→ WRITTEN TASK
Can you update the entries below so that every "data-point" becomes "data-marker", leaving everything else as it is?

··········

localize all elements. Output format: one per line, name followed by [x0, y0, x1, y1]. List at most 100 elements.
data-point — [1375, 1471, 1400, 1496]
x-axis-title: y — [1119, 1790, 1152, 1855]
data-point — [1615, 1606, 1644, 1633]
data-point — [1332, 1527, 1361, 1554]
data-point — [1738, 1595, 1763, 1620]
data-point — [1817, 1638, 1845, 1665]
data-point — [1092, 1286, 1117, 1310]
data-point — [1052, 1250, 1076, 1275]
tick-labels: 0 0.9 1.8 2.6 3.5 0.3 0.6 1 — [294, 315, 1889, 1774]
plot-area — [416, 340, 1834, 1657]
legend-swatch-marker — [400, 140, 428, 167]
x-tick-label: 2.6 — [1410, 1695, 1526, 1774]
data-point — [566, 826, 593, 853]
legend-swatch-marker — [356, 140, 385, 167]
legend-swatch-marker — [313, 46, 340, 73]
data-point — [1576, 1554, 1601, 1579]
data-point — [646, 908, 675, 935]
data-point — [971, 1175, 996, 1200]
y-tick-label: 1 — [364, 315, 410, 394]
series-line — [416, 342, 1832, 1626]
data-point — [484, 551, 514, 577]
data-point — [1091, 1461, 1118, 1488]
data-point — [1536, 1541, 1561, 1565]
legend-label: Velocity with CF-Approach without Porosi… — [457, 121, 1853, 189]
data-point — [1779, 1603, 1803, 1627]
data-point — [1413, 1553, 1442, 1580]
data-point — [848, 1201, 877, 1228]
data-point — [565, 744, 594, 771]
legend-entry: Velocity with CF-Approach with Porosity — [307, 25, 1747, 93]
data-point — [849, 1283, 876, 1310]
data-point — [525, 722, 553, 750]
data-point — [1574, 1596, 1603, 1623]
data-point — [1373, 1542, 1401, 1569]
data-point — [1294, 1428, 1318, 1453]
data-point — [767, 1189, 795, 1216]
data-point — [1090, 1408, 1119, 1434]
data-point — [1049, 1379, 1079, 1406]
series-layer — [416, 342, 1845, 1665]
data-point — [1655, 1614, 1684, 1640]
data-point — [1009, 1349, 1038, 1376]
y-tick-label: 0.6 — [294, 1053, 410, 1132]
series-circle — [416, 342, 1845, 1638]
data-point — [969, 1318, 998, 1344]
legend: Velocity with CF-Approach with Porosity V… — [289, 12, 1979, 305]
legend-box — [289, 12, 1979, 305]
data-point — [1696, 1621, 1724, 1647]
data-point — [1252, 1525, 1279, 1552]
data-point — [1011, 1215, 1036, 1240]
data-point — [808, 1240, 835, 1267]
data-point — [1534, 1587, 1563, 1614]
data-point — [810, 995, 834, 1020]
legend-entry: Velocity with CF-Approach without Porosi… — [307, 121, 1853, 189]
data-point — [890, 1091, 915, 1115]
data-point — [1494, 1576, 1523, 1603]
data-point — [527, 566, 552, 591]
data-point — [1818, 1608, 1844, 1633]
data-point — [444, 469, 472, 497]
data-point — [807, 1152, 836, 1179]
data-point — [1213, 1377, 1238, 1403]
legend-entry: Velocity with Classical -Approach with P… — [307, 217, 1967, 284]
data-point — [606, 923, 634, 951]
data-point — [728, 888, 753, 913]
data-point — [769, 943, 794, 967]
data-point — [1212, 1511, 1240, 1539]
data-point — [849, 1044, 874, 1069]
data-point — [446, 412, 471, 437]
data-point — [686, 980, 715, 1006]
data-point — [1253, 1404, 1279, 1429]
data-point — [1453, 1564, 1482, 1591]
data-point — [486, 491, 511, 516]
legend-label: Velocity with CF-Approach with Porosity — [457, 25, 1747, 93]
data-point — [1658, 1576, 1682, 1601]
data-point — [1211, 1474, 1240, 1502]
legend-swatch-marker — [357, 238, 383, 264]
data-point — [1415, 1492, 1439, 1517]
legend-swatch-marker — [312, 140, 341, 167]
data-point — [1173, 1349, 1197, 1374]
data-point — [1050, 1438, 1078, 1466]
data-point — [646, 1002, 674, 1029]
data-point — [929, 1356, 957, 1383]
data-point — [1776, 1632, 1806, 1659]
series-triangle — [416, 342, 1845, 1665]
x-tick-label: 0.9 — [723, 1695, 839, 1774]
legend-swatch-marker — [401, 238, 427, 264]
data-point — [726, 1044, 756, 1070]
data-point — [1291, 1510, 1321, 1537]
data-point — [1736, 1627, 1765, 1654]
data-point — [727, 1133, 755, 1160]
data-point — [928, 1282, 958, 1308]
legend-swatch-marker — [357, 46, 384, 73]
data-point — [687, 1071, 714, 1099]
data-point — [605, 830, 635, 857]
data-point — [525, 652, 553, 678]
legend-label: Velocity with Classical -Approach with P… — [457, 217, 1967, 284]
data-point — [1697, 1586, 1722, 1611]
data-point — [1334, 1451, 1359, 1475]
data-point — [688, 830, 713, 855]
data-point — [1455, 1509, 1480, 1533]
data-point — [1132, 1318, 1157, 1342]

··········

→ TASK SOLUTION
localize all elements. Output format: one per line, name followed by [x0, y0, x1, y1]. List at most 100 elements.
data-marker — [1375, 1471, 1400, 1496]
x-axis-title: y — [1119, 1790, 1152, 1855]
data-marker — [1615, 1606, 1644, 1633]
data-marker — [1332, 1527, 1361, 1554]
data-marker — [1738, 1595, 1763, 1620]
data-marker — [1817, 1638, 1845, 1665]
data-marker — [1092, 1286, 1117, 1310]
data-marker — [1052, 1250, 1076, 1275]
tick-labels: 0 0.9 1.8 2.6 3.5 0.3 0.6 1 — [294, 315, 1889, 1774]
plot-area — [416, 340, 1834, 1657]
legend-swatch-marker — [400, 140, 428, 167]
x-tick-label: 2.6 — [1410, 1695, 1526, 1774]
data-marker — [566, 826, 593, 853]
legend-swatch-marker — [356, 140, 385, 167]
legend-swatch-marker — [313, 46, 340, 73]
data-marker — [1576, 1554, 1601, 1579]
data-marker — [646, 908, 675, 935]
data-marker — [971, 1175, 996, 1200]
y-tick-label: 1 — [364, 315, 410, 394]
series-line — [416, 342, 1832, 1626]
data-marker — [484, 551, 514, 577]
data-marker — [1091, 1461, 1118, 1488]
data-marker — [1536, 1541, 1561, 1565]
legend-label: Velocity with CF-Approach without Porosi… — [457, 121, 1853, 189]
data-marker — [1779, 1603, 1803, 1627]
data-marker — [1413, 1553, 1442, 1580]
data-marker — [848, 1201, 877, 1228]
data-marker — [565, 744, 594, 771]
legend-entry: Velocity with CF-Approach with Porosity — [307, 25, 1747, 93]
data-marker — [849, 1283, 876, 1310]
data-marker — [525, 722, 553, 750]
data-marker — [1574, 1596, 1603, 1623]
data-marker — [1373, 1542, 1401, 1569]
data-marker — [1294, 1428, 1318, 1453]
data-marker — [767, 1189, 795, 1216]
data-marker — [1090, 1408, 1119, 1434]
data-marker — [1049, 1379, 1079, 1406]
series-layer — [416, 342, 1845, 1665]
data-marker — [1655, 1614, 1684, 1640]
data-marker — [1009, 1349, 1038, 1376]
y-tick-label: 0.6 — [294, 1053, 410, 1132]
series-circle — [416, 342, 1845, 1638]
data-marker — [969, 1318, 998, 1344]
legend: Velocity with CF-Approach with Porosity V… — [289, 12, 1979, 305]
legend-box — [289, 12, 1979, 305]
data-marker — [1696, 1621, 1724, 1647]
data-marker — [1252, 1525, 1279, 1552]
data-marker — [1011, 1215, 1036, 1240]
data-marker — [808, 1240, 835, 1267]
data-marker — [1534, 1587, 1563, 1614]
data-marker — [810, 995, 834, 1020]
legend-entry: Velocity with CF-Approach without Porosi… — [307, 121, 1853, 189]
data-marker — [890, 1091, 915, 1115]
data-marker — [1494, 1576, 1523, 1603]
data-marker — [527, 566, 552, 591]
data-marker — [1818, 1608, 1844, 1633]
data-marker — [444, 469, 472, 497]
data-marker — [807, 1152, 836, 1179]
data-marker — [1213, 1377, 1238, 1403]
legend-entry: Velocity with Classical -Approach with P… — [307, 217, 1967, 284]
data-marker — [606, 923, 634, 951]
data-marker — [728, 888, 753, 913]
data-marker — [769, 943, 794, 967]
data-marker — [1212, 1511, 1240, 1539]
data-marker — [849, 1044, 874, 1069]
data-marker — [446, 412, 471, 437]
data-marker — [686, 980, 715, 1006]
data-marker — [1253, 1404, 1279, 1429]
data-marker — [1453, 1564, 1482, 1591]
data-marker — [486, 491, 511, 516]
legend-label: Velocity with CF-Approach with Porosity — [457, 25, 1747, 93]
data-marker — [1658, 1576, 1682, 1601]
data-marker — [1211, 1474, 1240, 1502]
legend-swatch-marker — [357, 238, 383, 264]
data-marker — [1415, 1492, 1439, 1517]
legend-swatch-marker — [312, 140, 341, 167]
data-marker — [1173, 1349, 1197, 1374]
data-marker — [1050, 1438, 1078, 1466]
data-marker — [646, 1002, 674, 1029]
data-marker — [929, 1356, 957, 1383]
data-marker — [1776, 1632, 1806, 1659]
series-triangle — [416, 342, 1845, 1665]
x-tick-label: 0.9 — [723, 1695, 839, 1774]
legend-swatch-marker — [401, 238, 427, 264]
data-marker — [726, 1044, 756, 1070]
data-marker — [1291, 1510, 1321, 1537]
data-marker — [1736, 1627, 1765, 1654]
data-marker — [727, 1133, 755, 1160]
data-marker — [928, 1282, 958, 1308]
legend-swatch-marker — [357, 46, 384, 73]
data-marker — [687, 1071, 714, 1099]
data-marker — [605, 830, 635, 857]
data-marker — [525, 652, 553, 678]
legend-label: Velocity with Classical -Approach with P… — [457, 217, 1967, 284]
data-marker — [1697, 1586, 1722, 1611]
data-marker — [1334, 1451, 1359, 1475]
data-marker — [688, 830, 713, 855]
data-marker — [1455, 1509, 1480, 1533]
data-marker — [1132, 1318, 1157, 1342]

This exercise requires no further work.